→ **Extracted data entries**
[Start]
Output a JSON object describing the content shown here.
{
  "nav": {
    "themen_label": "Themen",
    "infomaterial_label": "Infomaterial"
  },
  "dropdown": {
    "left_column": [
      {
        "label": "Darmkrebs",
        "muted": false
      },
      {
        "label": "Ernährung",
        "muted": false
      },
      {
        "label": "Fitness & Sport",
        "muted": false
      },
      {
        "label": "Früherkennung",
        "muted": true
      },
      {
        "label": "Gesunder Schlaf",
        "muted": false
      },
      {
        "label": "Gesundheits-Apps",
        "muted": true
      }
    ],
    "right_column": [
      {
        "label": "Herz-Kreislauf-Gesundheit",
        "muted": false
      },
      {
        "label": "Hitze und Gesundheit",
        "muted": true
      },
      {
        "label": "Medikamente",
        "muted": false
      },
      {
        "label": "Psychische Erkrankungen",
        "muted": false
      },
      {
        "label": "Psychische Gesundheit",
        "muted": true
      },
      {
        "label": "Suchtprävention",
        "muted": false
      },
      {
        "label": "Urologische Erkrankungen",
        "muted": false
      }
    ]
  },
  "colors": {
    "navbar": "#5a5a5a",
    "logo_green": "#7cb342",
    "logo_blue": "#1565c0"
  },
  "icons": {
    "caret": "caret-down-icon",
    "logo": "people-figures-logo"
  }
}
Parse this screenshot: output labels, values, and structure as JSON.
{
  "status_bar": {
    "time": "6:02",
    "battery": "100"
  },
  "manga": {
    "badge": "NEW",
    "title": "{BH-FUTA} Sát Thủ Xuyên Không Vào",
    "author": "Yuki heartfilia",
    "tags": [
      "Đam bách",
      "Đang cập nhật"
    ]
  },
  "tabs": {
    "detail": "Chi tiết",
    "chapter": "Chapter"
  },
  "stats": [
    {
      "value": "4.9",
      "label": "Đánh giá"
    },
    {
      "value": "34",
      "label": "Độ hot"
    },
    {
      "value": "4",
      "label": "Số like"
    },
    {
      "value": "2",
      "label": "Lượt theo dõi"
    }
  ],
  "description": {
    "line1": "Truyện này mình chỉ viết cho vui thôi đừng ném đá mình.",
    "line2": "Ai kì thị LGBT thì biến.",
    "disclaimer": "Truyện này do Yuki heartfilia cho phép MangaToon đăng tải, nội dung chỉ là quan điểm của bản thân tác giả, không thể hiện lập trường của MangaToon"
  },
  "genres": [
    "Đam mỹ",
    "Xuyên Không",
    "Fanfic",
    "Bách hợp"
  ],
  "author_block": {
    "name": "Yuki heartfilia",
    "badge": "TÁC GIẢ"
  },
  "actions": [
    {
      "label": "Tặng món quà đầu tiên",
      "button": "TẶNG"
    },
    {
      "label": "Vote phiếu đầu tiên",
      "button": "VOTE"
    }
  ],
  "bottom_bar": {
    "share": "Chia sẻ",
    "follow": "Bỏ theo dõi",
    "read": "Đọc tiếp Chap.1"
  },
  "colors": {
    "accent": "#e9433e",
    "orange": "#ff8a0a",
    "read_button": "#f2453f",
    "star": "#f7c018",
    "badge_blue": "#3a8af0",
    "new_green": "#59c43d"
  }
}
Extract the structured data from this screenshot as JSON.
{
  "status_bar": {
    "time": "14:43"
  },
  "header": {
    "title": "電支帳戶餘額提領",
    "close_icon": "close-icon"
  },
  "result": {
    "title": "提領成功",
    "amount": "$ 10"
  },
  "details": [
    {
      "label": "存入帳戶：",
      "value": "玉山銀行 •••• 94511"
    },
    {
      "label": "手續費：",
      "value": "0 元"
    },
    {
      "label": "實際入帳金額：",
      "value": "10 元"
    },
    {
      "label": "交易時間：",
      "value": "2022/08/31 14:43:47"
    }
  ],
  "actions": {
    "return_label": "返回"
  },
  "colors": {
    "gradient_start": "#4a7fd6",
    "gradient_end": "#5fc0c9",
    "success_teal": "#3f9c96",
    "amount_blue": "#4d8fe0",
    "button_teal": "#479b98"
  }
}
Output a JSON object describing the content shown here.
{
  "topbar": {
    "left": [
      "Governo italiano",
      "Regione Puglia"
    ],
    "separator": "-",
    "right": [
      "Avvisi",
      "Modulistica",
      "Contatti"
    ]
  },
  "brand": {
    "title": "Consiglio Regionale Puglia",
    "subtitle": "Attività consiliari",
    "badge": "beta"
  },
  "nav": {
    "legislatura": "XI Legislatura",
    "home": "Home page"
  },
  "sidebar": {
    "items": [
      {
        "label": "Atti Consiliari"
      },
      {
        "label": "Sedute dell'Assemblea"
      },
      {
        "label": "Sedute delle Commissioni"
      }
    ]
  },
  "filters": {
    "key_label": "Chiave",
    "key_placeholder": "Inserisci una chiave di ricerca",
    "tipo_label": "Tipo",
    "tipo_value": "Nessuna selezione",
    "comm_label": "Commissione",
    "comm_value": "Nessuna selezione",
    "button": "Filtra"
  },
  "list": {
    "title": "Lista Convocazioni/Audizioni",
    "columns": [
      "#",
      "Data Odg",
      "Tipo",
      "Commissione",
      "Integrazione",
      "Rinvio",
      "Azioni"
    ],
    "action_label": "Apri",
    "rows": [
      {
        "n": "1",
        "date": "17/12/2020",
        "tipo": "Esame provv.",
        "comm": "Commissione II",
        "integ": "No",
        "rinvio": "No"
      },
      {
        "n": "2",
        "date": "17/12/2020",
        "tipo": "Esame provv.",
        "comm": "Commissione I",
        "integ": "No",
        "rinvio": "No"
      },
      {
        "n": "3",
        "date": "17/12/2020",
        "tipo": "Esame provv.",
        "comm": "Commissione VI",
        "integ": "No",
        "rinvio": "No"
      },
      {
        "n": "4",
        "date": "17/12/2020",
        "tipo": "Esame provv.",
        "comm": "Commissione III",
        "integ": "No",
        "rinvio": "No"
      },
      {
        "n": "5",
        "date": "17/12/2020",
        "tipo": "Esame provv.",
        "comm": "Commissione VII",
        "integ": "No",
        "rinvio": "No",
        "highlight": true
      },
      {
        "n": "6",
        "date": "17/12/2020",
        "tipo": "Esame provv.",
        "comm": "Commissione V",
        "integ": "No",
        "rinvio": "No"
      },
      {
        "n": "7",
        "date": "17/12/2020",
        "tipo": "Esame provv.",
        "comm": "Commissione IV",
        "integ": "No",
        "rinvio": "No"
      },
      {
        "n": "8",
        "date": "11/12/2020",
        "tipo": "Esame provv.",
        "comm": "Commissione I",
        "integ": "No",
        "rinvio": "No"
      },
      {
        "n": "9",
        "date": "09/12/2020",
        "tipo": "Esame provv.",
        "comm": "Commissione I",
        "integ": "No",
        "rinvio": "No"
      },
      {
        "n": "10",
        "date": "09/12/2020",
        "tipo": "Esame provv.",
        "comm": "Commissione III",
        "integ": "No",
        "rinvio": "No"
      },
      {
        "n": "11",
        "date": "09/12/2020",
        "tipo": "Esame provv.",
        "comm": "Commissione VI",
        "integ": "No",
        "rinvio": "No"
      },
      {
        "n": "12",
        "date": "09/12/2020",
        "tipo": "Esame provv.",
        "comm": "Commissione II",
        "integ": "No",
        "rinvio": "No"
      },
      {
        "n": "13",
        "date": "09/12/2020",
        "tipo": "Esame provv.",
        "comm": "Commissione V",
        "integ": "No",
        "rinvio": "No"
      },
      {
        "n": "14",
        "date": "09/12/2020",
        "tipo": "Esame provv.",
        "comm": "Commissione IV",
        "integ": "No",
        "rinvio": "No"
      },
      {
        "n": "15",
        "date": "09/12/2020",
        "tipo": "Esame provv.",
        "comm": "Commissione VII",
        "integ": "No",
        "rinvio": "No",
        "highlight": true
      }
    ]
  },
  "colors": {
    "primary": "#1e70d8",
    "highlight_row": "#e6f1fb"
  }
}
[End]
→ **Exercise instructions**
Quote all the records exactly, please, leaving none out.

→ **Response to the task**
Output a JSON object describing the content shown here.
{
  "nav": {
    "themen_label": "Themen",
    "infomaterial_label": "Infomaterial"
  },
  "dropdown": {
    "left_column": [
      {
        "label": "Darmkrebs",
        "muted": false
      },
      {
        "label": "Ernährung",
        "muted": false
      },
      {
        "label": "Fitness & Sport",
        "muted": false
      },
      {
        "label": "Früherkennung",
        "muted": true
      },
      {
        "label": "Gesunder Schlaf",
        "muted": false
      },
      {
        "label": "Gesundheits-Apps",
        "muted": true
      }
    ],
    "right_column": [
      {
        "label": "Herz-Kreislauf-Gesundheit",
        "muted": false
      },
      {
        "label": "Hitze und Gesundheit",
        "muted": true
      },
      {
        "label": "Medikamente",
        "muted": false
      },
      {
        "label": "Psychische Erkrankungen",
        "muted": false
      },
      {
        "label": "Psychische Gesundheit",
        "muted": true
      },
      {
        "label": "Suchtprävention",
        "muted": false
      },
      {
        "label": "Urologische Erkrankungen",
        "muted": false
      }
    ]
  },
  "colors": {
    "navbar": "#5a5a5a",
    "logo_green": "#7cb342",
    "logo_blue": "#1565c0"
  },
  "icons": {
    "caret": "caret-down-icon",
    "logo": "people-figures-logo"
  }
}
Parse this screenshot: output labels, values, and structure as JSON.
{
  "status_bar": {
    "time": "6:02",
    "battery": "100"
  },
  "manga": {
    "badge": "NEW",
    "title": "{BH-FUTA} Sát Thủ Xuyên Không Vào",
    "author": "Yuki heartfilia",
    "tags": [
      "Đam bách",
      "Đang cập nhật"
    ]
  },
  "tabs": {
    "detail": "Chi tiết",
    "chapter": "Chapter"
  },
  "stats": [
    {
      "value": "4.9",
      "label": "Đánh giá"
    },
    {
      "value": "34",
      "label": "Độ hot"
    },
    {
      "value": "4",
      "label": "Số like"
    },
    {
      "value": "2",
      "label": "Lượt theo dõi"
    }
  ],
  "description": {
    "line1": "Truyện này mình chỉ viết cho vui thôi đừng ném đá mình.",
    "line2": "Ai kì thị LGBT thì biến.",
    "disclaimer": "Truyện này do Yuki heartfilia cho phép MangaToon đăng tải, nội dung chỉ là quan điểm của bản thân tác giả, không thể hiện lập trường của MangaToon"
  },
  "genres": [
    "Đam mỹ",
    "Xuyên Không",
    "Fanfic",
    "Bách hợp"
  ],
  "author_block": {
    "name": "Yuki heartfilia",
    "badge": "TÁC GIẢ"
  },
  "actions": [
    {
      "label": "Tặng món quà đầu tiên",
      "button": "TẶNG"
    },
    {
      "label": "Vote phiếu đầu tiên",
      "button": "VOTE"
    }
  ],
  "bottom_bar": {
    "share": "Chia sẻ",
    "follow": "Bỏ theo dõi",
    "read": "Đọc tiếp Chap.1"
  },
  "colors": {
    "accent": "#e9433e",
    "orange": "#ff8a0a",
    "read_button": "#f2453f",
    "star": "#f7c018",
    "badge_blue": "#3a8af0",
    "new_green": "#59c43d"
  }
}
Extract the structured data from this screenshot as JSON.
{
  "status_bar": {
    "time": "14:43"
  },
  "header": {
    "title": "電支帳戶餘額提領",
    "close_icon": "close-icon"
  },
  "result": {
    "title": "提領成功",
    "amount": "$ 10"
  },
  "details": [
    {
      "label": "存入帳戶：",
      "value": "玉山銀行 •••• 94511"
    },
    {
      "label": "手續費：",
      "value": "0 元"
    },
    {
      "label": "實際入帳金額：",
      "value": "10 元"
    },
    {
      "label": "交易時間：",
      "value": "2022/08/31 14:43:47"
    }
  ],
  "actions": {
    "return_label": "返回"
  },
  "colors": {
    "gradient_start": "#4a7fd6",
    "gradient_end": "#5fc0c9",
    "success_teal": "#3f9c96",
    "amount_blue": "#4d8fe0",
    "button_teal": "#479b98"
  }
}
Output a JSON object describing the content shown here.
{
  "topbar": {
    "left": [
      "Governo italiano",
      "Regione Puglia"
    ],
    "separator": "-",
    "right": [
      "Avvisi",
      "Modulistica",
      "Contatti"
    ]
  },
  "brand": {
    "title": "Consiglio Regionale Puglia",
    "subtitle": "Attività consiliari",
    "badge": "beta"
  },
  "nav": {
    "legislatura": "XI Legislatura",
    "home": "Home page"
  },
  "sidebar": {
    "items": [
      {
        "label": "Atti Consiliari"
      },
      {
        "label": "Sedute dell'Assemblea"
      },
      {
        "label": "Sedute delle Commissioni"
      }
    ]
  },
  "filters": {
    "key_label": "Chiave",
    "key_placeholder": "Inserisci una chiave di ricerca",
    "tipo_label": "Tipo",
    "tipo_value": "Nessuna selezione",
    "comm_label": "Commissione",
    "comm_value": "Nessuna selezione",
    "button": "Filtra"
  },
  "list": {
    "title": "Lista Convocazioni/Audizioni",
    "columns": [
      "#",
      "Data Odg",
      "Tipo",
      "Commissione",
      "Integrazione",
      "Rinvio",
      "Azioni"
    ],
    "action_label": "Apri",
    "rows": [
      {
        "n": "1",
        "date": "17/12/2020",
        "tipo": "Esame provv.",
        "comm": "Commissione II",
        "integ": "No",
        "rinvio": "No"
      },
      {
        "n": "2",
        "date": "17/12/2020",
        "tipo": "Esame provv.",
        "comm": "Commissione I",
        "integ": "No",
        "rinvio": "No"
      },
      {
        "n": "3",
        "date": "17/12/2020",
        "tipo": "Esame provv.",
        "comm": "Commissione VI",
        "integ": "No",
        "rinvio": "No"
      },
      {
        "n": "4",
        "date": "17/12/2020",
        "tipo": "Esame provv.",
        "comm": "Commissione III",
        "integ": "No",
        "rinvio": "No"
      },
      {
        "n": "5",
        "date": "17/12/2020",
        "tipo": "Esame provv.",
        "comm": "Commissione VII",
        "integ": "No",
        "rinvio": "No",
        "highlight": true
      },
      {
        "n": "6",
        "date": "17/12/2020",
        "tipo": "Esame provv.",
        "comm": "Commissione V",
        "integ": "No",
        "rinvio": "No"
      },
      {
        "n": "7",
        "date": "17/12/2020",
        "tipo": "Esame provv.",
        "comm": "Commissione IV",
        "integ": "No",
        "rinvio": "No"
      },
      {
        "n": "8",
        "date": "11/12/2020",
        "tipo": "Esame provv.",
        "comm": "Commissione I",
        "integ": "No",
        "rinvio": "No"
      },
      {
        "n": "9",
        "date": "09/12/2020",
        "tipo": "Esame provv.",
        "comm": "Commissione I",
        "integ": "No",
        "rinvio": "No"
      },
      {
        "n": "10",
        "date": "09/12/2020",
        "tipo": "Esame provv.",
        "comm": "Commissione III",
        "integ": "No",
        "rinvio": "No"
      },
      {
        "n": "11",
        "date": "09/12/2020",
        "tipo": "Esame provv.",
        "comm": "Commissione VI",
        "integ": "No",
        "rinvio": "No"
      },
      {
        "n": "12",
        "date": "09/12/2020",
        "tipo": "Esame provv.",
        "comm": "Commissione II",
        "integ": "No",
        "rinvio": "No"
      },
      {
        "n": "13",
        "date": "09/12/2020",
        "tipo": "Esame provv.",
        "comm": "Commissione V",
        "integ": "No",
        "rinvio": "No"
      },
      {
        "n": "14",
        "date": "09/12/2020",
        "tipo": "Esame provv.",
        "comm": "Commissione IV",
        "integ": "No",
        "rinvio": "No"
      },
      {
        "n": "15",
        "date": "09/12/2020",
        "tipo": "Esame provv.",
        "comm": "Commissione VII",
        "integ": "No",
        "rinvio": "No",
        "highlight": true
      }
    ]
  },
  "colors": {
    "primary": "#1e70d8",
    "highlight_row": "#e6f1fb"
  }
}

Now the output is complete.